**Task statement:** Do any lines in the data below contain "askeri"? If so, copy every one of them.

**Input for this task:**
= = = =
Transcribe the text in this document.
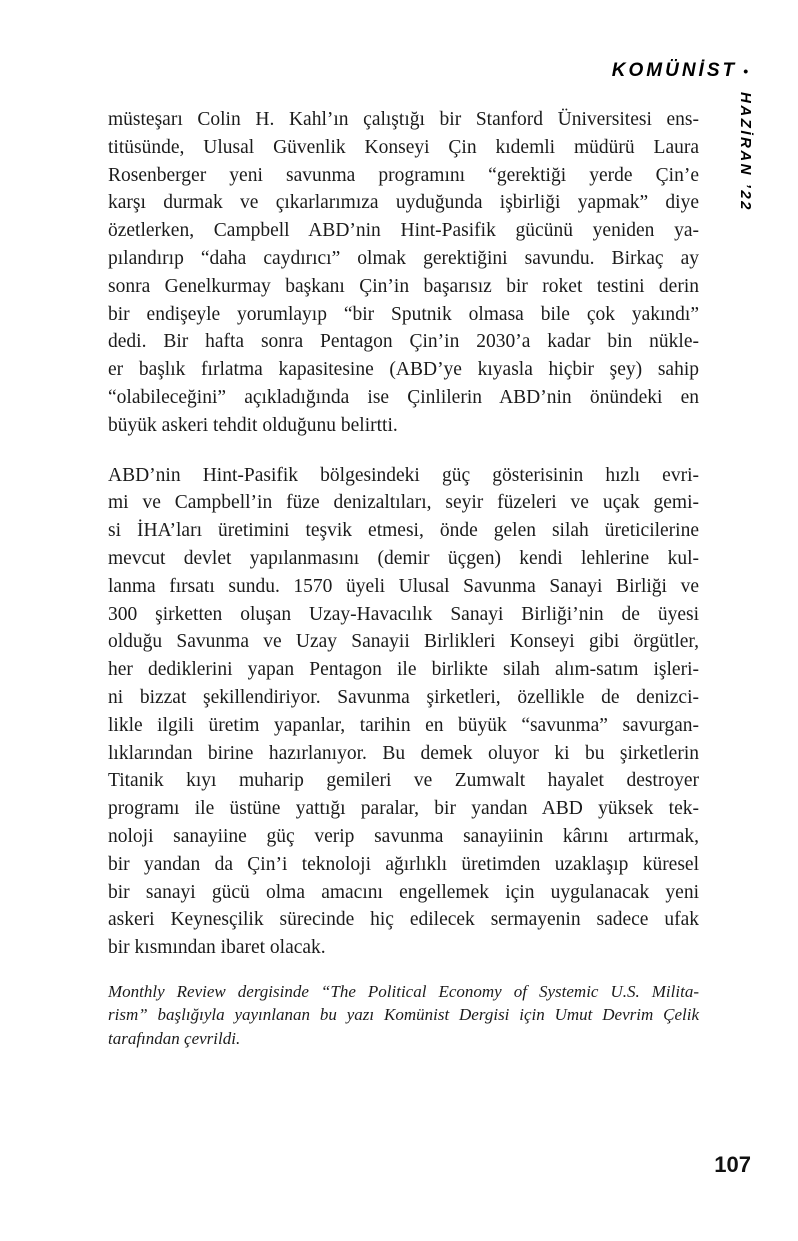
KOMÜNİST •
HAZİRAN ’22
müsteşarı Colin H. Kahl’ın çalıştığı bir Stanford Üniversitesi ens-
titüsünde, Ulusal Güvenlik Konseyi Çin kıdemli müdürü Laura
Rosenberger yeni savunma programını “gerektiği yerde Çin’e
karşı durmak ve çıkarlarımıza uyduğunda işbirliği yapmak” diye
özetlerken, Campbell ABD’nin Hint-Pasifik gücünü yeniden ya-
pılandırıp “daha caydırıcı” olmak gerektiğini savundu. Birkaç ay
sonra Genelkurmay başkanı Çin’in başarısız bir roket testini derin
bir endişeyle yorumlayıp “bir Sputnik olmasa bile çok yakındı”
dedi. Bir hafta sonra Pentagon Çin’in 2030’a kadar bin nükle-
er başlık fırlatma kapasitesine (ABD’ye kıyasla hiçbir şey) sahip
“olabileceğini” açıkladığında ise Çinlilerin ABD’nin önündeki en
büyük askeri tehdit olduğunu belirtti.
ABD’nin Hint-Pasifik bölgesindeki güç gösterisinin hızlı evri-
mi ve Campbell’in füze denizaltıları, seyir füzeleri ve uçak gemi-
si İHA’ları üretimini teşvik etmesi, önde gelen silah üreticilerine
mevcut devlet yapılanmasını (demir üçgen) kendi lehlerine kul-
lanma fırsatı sundu. 1570 üyeli Ulusal Savunma Sanayi Birliği ve
300 şirketten oluşan Uzay-Havacılık Sanayi Birliği’nin de üyesi
olduğu Savunma ve Uzay Sanayii Birlikleri Konseyi gibi örgütler,
her dediklerini yapan Pentagon ile birlikte silah alım-satım işleri-
ni bizzat şekillendiriyor. Savunma şirketleri, özellikle de denizci-
likle ilgili üretim yapanlar, tarihin en büyük “savunma” savurgan-
lıklarından birine hazırlanıyor. Bu demek oluyor ki bu şirketlerin
Titanik kıyı muharip gemileri ve Zumwalt hayalet destroyer
programı ile üstüne yattığı paralar, bir yandan ABD yüksek tek-
noloji sanayiine güç verip savunma sanayiinin kârını artırmak,
bir yandan da Çin’i teknoloji ağırlıklı üretimden uzaklaşıp küresel
bir sanayi gücü olma amacını engellemek için uygulanacak yeni
askeri Keynesçilik sürecinde hiç edilecek sermayenin sadece ufak
bir kısmından ibaret olacak.
Monthly Review dergisinde “The Political Economy of Systemic U.S. Milita-
rism” başlığıyla yayınlanan bu yazı Komünist Dergisi için Umut Devrim Çelik
tarafından çevrildi.
107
= = = =
**Correct answer:**
büyük askeri tehdit olduğunu belirtti.
askeri Keynesçilik sürecinde hiç edilecek sermayenin sadece ufak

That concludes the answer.